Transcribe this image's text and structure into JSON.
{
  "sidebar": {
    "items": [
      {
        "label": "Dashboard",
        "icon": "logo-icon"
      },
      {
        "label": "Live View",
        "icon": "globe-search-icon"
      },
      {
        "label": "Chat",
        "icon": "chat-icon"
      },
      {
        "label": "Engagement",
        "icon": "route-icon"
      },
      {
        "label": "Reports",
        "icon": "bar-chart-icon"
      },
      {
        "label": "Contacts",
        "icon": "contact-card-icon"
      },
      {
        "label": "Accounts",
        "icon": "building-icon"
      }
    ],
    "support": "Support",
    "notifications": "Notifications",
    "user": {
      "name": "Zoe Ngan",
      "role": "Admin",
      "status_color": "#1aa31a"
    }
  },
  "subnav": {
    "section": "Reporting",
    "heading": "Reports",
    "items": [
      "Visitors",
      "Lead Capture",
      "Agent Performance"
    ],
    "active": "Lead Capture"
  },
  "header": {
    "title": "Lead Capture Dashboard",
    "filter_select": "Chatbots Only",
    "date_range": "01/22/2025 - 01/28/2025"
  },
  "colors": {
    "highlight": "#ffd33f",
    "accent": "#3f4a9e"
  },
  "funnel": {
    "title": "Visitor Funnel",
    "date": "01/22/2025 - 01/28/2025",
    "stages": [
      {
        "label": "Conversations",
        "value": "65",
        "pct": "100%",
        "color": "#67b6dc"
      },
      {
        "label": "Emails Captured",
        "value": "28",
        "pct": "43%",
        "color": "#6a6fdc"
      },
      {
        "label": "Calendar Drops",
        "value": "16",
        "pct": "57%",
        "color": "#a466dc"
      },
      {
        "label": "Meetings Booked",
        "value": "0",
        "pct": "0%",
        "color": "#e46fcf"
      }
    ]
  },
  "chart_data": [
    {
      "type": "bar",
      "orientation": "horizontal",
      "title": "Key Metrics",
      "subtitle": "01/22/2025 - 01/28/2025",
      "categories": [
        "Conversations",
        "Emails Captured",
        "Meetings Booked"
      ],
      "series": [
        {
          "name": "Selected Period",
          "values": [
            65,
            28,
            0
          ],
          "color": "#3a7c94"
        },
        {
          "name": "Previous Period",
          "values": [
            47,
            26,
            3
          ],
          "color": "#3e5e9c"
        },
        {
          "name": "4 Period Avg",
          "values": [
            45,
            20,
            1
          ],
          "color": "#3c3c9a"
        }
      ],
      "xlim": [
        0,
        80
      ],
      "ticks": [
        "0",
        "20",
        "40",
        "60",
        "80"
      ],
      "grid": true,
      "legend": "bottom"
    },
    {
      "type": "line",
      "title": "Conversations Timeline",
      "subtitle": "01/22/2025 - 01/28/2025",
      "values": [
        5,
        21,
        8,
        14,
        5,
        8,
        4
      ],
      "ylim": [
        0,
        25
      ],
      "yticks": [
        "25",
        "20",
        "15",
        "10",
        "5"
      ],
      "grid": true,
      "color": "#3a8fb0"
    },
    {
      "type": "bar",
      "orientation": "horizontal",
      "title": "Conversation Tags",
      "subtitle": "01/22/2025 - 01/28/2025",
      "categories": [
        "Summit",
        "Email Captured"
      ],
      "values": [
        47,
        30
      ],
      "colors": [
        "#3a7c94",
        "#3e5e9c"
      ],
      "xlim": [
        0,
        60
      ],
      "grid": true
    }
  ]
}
____________________
Problem requirements => Set down each entry again, unchanged.

Solution to this exercise =>
Transcribe this image's text and structure into JSON.
{
  "sidebar": {
    "items": [
      {
        "label": "Dashboard",
        "icon": "logo-icon"
      },
      {
        "label": "Live View",
        "icon": "globe-search-icon"
      },
      {
        "label": "Chat",
        "icon": "chat-icon"
      },
      {
        "label": "Engagement",
        "icon": "route-icon"
      },
      {
        "label": "Reports",
        "icon": "bar-chart-icon"
      },
      {
        "label": "Contacts",
        "icon": "contact-card-icon"
      },
      {
        "label": "Accounts",
        "icon": "building-icon"
      }
    ],
    "support": "Support",
    "notifications": "Notifications",
    "user": {
      "name": "Zoe Ngan",
      "role": "Admin",
      "status_color": "#1aa31a"
    }
  },
  "subnav": {
    "section": "Reporting",
    "heading": "Reports",
    "items": [
      "Visitors",
      "Lead Capture",
      "Agent Performance"
    ],
    "active": "Lead Capture"
  },
  "header": {
    "title": "Lead Capture Dashboard",
    "filter_select": "Chatbots Only",
    "date_range": "01/22/2025 - 01/28/2025"
  },
  "colors": {
    "highlight": "#ffd33f",
    "accent": "#3f4a9e"
  },
  "funnel": {
    "title": "Visitor Funnel",
    "date": "01/22/2025 - 01/28/2025",
    "stages": [
      {
        "label": "Conversations",
        "value": "65",
        "pct": "100%",
        "color": "#67b6dc"
      },
      {
        "label": "Emails Captured",
        "value": "28",
        "pct": "43%",
        "color": "#6a6fdc"
      },
      {
        "label": "Calendar Drops",
        "value": "16",
        "pct": "57%",
        "color": "#a466dc"
      },
      {
        "label": "Meetings Booked",
        "value": "0",
        "pct": "0%",
        "color": "#e46fcf"
      }
    ]
  },
  "chart_data": [
    {
      "type": "bar",
      "orientation": "horizontal",
      "title": "Key Metrics",
      "subtitle": "01/22/2025 - 01/28/2025",
      "categories": [
        "Conversations",
        "Emails Captured",
        "Meetings Booked"
      ],
      "series": [
        {
          "name": "Selected Period",
          "values": [
            65,
            28,
            0
          ],
          "color": "#3a7c94"
        },
        {
          "name": "Previous Period",
          "values": [
            47,
            26,
            3
          ],
          "color": "#3e5e9c"
        },
        {
          "name": "4 Period Avg",
          "values": [
            45,
            20,
            1
          ],
          "color": "#3c3c9a"
        }
      ],
      "xlim": [
        0,
        80
      ],
      "ticks": [
        "0",
        "20",
        "40",
        "60",
        "80"
      ],
      "grid": true,
      "legend": "bottom"
    },
    {
      "type": "line",
      "title": "Conversations Timeline",
      "subtitle": "01/22/2025 - 01/28/2025",
      "values": [
        5,
        21,
        8,
        14,
        5,
        8,
        4
      ],
      "ylim": [
        0,
        25
      ],
      "yticks": [
        "25",
        "20",
        "15",
        "10",
        "5"
      ],
      "grid": true,
      "color": "#3a8fb0"
    },
    {
      "type": "bar",
      "orientation": "horizontal",
      "title": "Conversation Tags",
      "subtitle": "01/22/2025 - 01/28/2025",
      "categories": [
        "Summit",
        "Email Captured"
      ],
      "values": [
        47,
        30
      ],
      "colors": [
        "#3a7c94",
        "#3e5e9c"
      ],
      "xlim": [
        0,
        60
      ],
      "grid": true
    }
  ]
}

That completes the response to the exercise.